**REQUEST:** Search the records for the word "about" and report each line that has it.

:: ROWS ::

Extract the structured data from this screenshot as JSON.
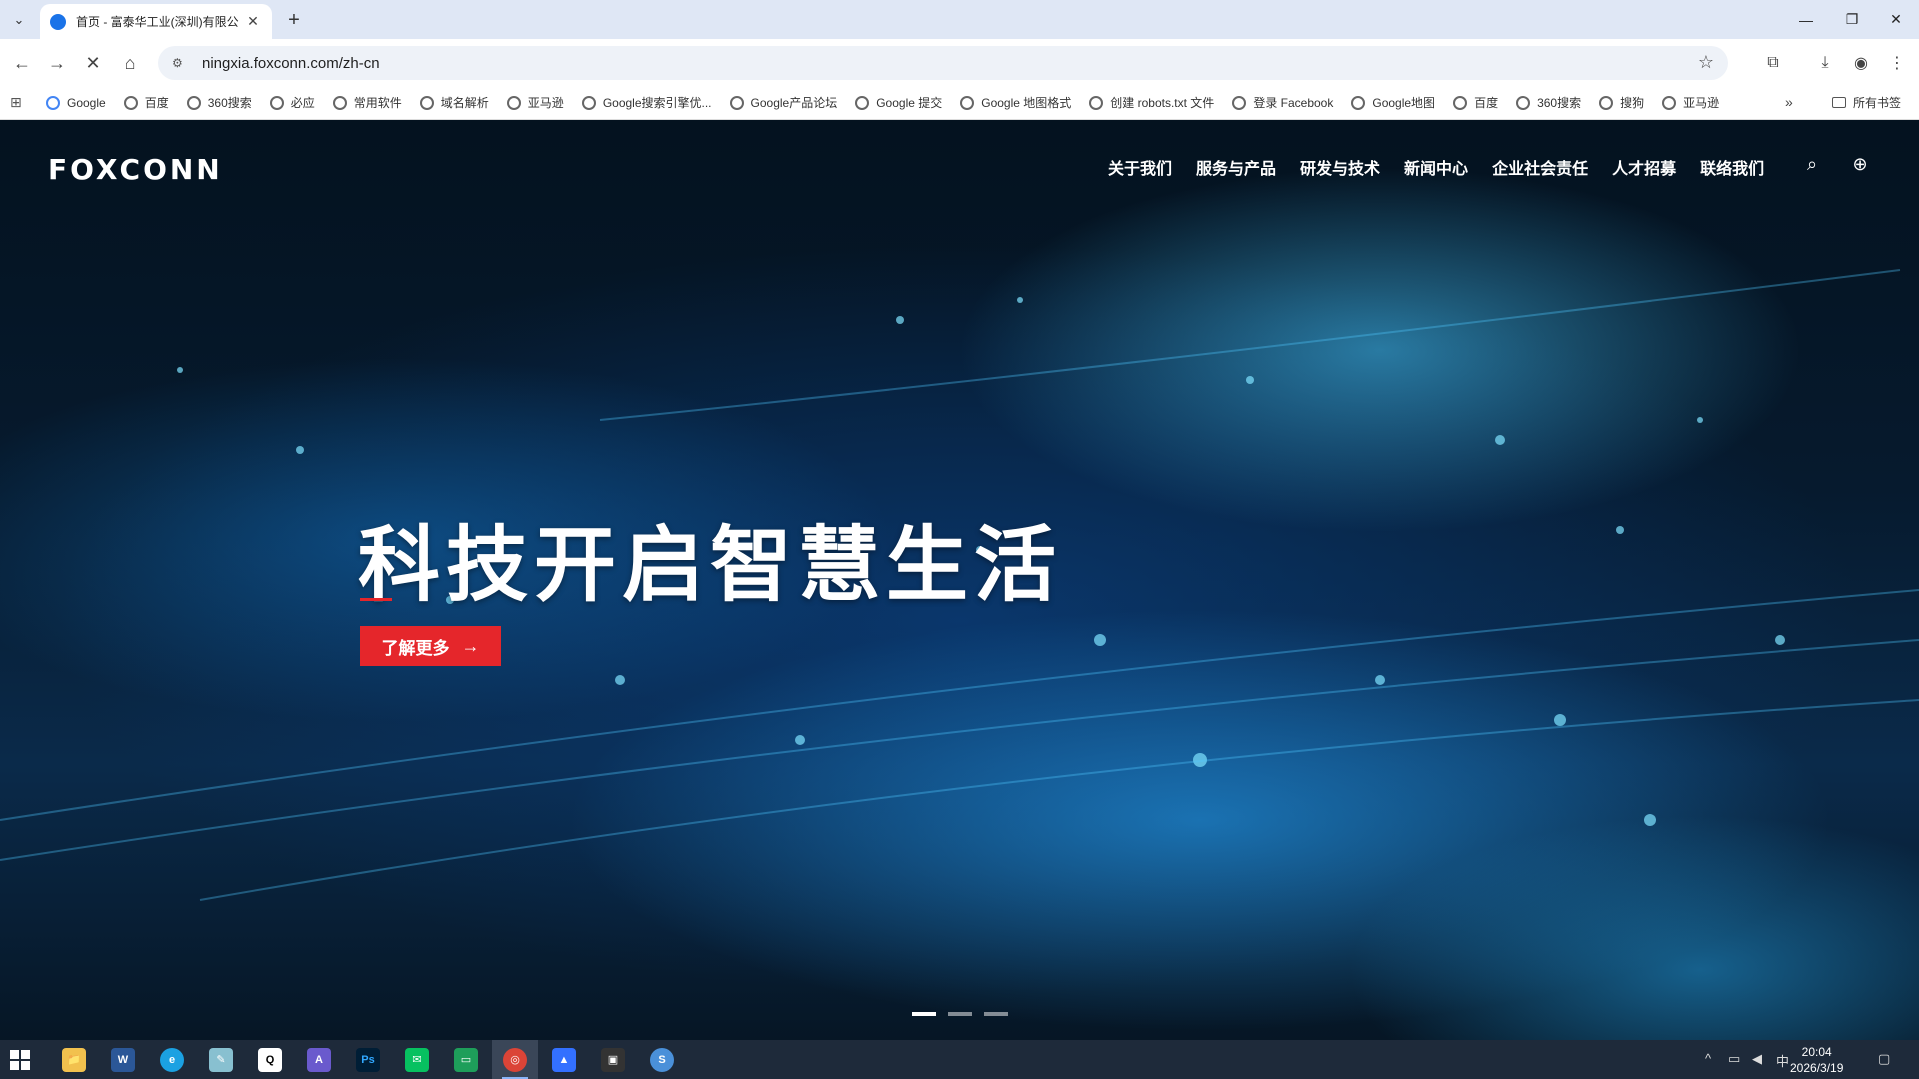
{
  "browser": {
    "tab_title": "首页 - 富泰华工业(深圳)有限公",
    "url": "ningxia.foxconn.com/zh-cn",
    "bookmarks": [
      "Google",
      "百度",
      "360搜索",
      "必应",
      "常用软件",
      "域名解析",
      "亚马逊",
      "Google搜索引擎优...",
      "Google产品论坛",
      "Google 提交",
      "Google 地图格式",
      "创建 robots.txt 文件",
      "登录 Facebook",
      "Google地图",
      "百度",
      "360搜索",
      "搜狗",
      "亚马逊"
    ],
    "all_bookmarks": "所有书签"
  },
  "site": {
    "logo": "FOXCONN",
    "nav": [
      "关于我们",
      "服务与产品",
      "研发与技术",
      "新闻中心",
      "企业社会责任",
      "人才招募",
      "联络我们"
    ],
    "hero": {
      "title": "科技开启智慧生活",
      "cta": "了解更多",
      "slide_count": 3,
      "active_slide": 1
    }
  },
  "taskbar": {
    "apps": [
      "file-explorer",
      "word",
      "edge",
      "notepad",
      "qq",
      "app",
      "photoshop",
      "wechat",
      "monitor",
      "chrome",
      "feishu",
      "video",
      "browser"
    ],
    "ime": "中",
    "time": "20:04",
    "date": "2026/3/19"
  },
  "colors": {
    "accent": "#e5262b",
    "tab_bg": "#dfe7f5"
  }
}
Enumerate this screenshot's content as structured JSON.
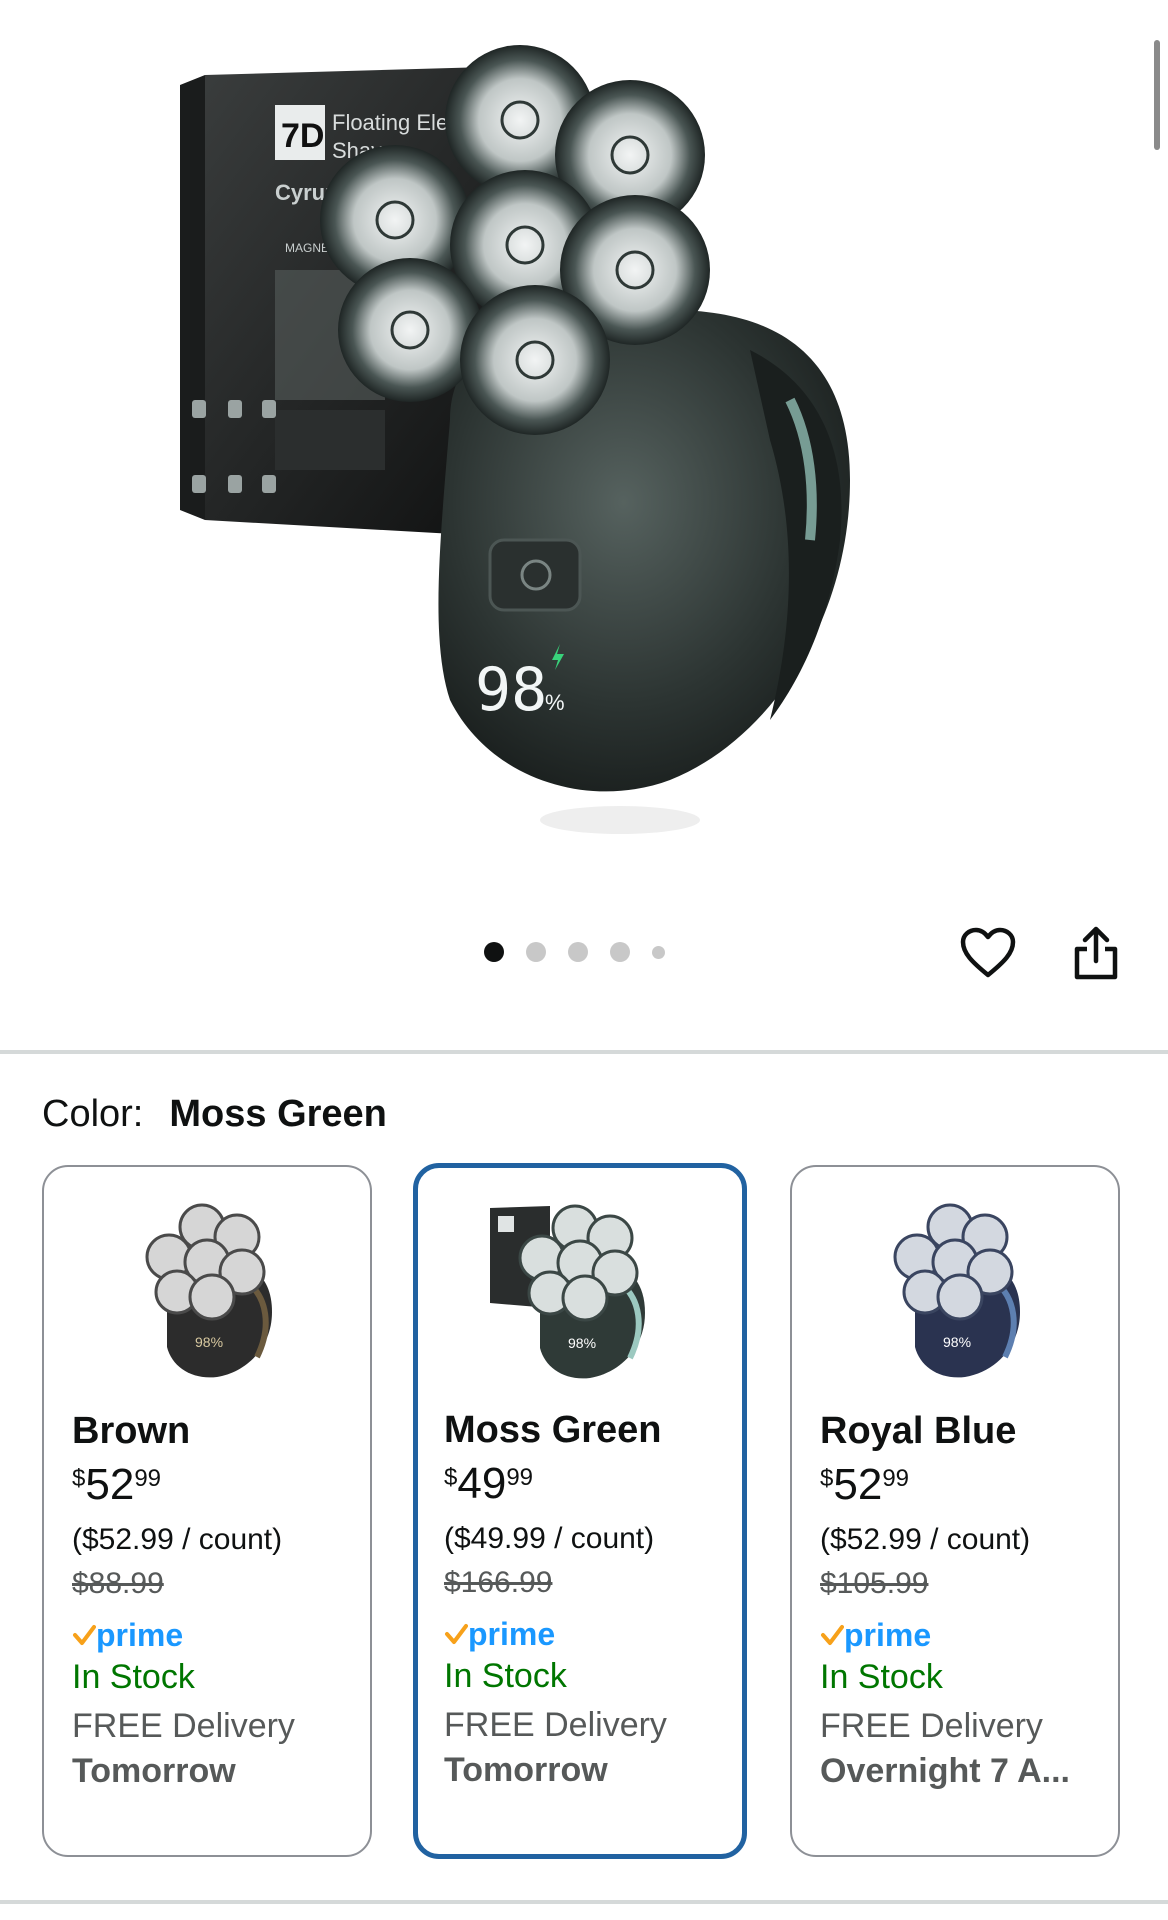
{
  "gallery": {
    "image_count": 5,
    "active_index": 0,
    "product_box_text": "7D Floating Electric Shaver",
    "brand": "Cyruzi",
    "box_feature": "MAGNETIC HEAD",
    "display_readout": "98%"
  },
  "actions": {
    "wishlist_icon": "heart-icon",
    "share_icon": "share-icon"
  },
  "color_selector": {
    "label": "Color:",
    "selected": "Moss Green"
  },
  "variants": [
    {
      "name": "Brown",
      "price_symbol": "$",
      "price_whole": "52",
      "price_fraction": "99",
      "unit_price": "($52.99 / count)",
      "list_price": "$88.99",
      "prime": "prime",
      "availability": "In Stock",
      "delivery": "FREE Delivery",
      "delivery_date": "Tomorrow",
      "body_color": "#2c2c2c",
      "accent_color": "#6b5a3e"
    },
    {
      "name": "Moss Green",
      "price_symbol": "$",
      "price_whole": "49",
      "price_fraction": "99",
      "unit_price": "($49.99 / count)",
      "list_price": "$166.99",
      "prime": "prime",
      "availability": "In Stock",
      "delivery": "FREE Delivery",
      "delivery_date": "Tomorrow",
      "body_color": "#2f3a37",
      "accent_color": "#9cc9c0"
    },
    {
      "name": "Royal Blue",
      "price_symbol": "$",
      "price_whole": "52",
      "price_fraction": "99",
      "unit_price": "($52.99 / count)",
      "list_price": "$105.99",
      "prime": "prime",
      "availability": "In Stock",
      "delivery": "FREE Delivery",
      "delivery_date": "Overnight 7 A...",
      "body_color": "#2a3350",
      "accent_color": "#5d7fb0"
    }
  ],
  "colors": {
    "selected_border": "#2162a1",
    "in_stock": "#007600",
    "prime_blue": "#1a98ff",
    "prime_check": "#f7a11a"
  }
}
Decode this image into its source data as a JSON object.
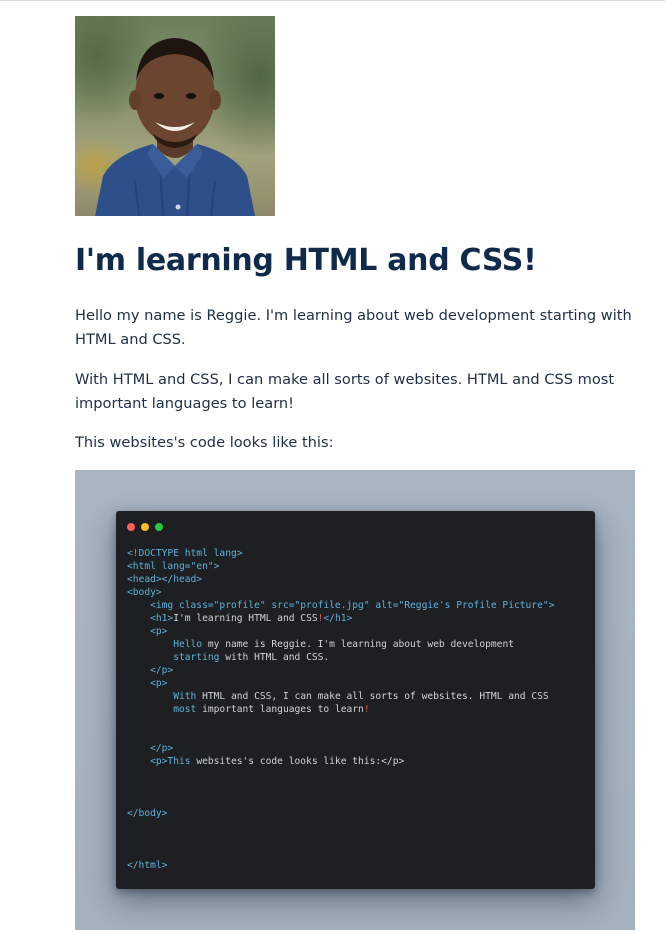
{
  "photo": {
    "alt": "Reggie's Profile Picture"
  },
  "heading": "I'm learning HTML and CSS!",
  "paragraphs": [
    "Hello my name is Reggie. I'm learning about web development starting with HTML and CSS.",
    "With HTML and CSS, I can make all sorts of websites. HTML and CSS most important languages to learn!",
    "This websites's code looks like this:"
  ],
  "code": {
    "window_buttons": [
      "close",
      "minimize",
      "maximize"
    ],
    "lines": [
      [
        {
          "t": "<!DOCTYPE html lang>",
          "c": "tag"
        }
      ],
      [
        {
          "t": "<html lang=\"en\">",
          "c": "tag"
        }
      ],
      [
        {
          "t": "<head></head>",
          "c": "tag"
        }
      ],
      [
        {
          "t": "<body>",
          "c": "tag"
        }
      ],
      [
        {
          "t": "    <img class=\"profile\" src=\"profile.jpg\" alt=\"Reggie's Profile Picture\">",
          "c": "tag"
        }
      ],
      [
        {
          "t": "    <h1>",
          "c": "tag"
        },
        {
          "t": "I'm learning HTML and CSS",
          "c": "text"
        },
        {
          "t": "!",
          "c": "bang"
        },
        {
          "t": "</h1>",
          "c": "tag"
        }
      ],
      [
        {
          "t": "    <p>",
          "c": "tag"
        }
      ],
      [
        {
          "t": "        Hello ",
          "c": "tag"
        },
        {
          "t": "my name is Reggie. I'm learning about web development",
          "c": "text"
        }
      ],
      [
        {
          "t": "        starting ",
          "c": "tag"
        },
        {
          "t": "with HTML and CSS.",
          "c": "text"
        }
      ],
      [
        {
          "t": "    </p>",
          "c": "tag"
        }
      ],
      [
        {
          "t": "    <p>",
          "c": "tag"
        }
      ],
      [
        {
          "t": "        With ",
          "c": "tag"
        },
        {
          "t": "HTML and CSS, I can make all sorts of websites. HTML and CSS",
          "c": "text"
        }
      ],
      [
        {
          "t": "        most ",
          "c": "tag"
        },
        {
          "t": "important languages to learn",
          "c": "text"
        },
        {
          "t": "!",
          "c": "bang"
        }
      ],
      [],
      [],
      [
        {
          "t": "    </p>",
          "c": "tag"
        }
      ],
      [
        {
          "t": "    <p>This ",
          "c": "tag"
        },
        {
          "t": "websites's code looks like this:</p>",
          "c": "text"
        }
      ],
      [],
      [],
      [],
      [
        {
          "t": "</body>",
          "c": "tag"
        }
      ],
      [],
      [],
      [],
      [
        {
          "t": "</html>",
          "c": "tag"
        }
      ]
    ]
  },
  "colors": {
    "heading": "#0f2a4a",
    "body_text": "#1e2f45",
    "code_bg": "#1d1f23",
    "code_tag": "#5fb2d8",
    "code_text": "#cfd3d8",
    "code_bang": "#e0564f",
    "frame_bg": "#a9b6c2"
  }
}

:::

**SOLUTION FOR THIS PROBLEM:**
    "Hello my name is Reggie. I'm learning about web development starting with HTML and CSS.",
          "t": "my name is Reggie. I'm learning about web development",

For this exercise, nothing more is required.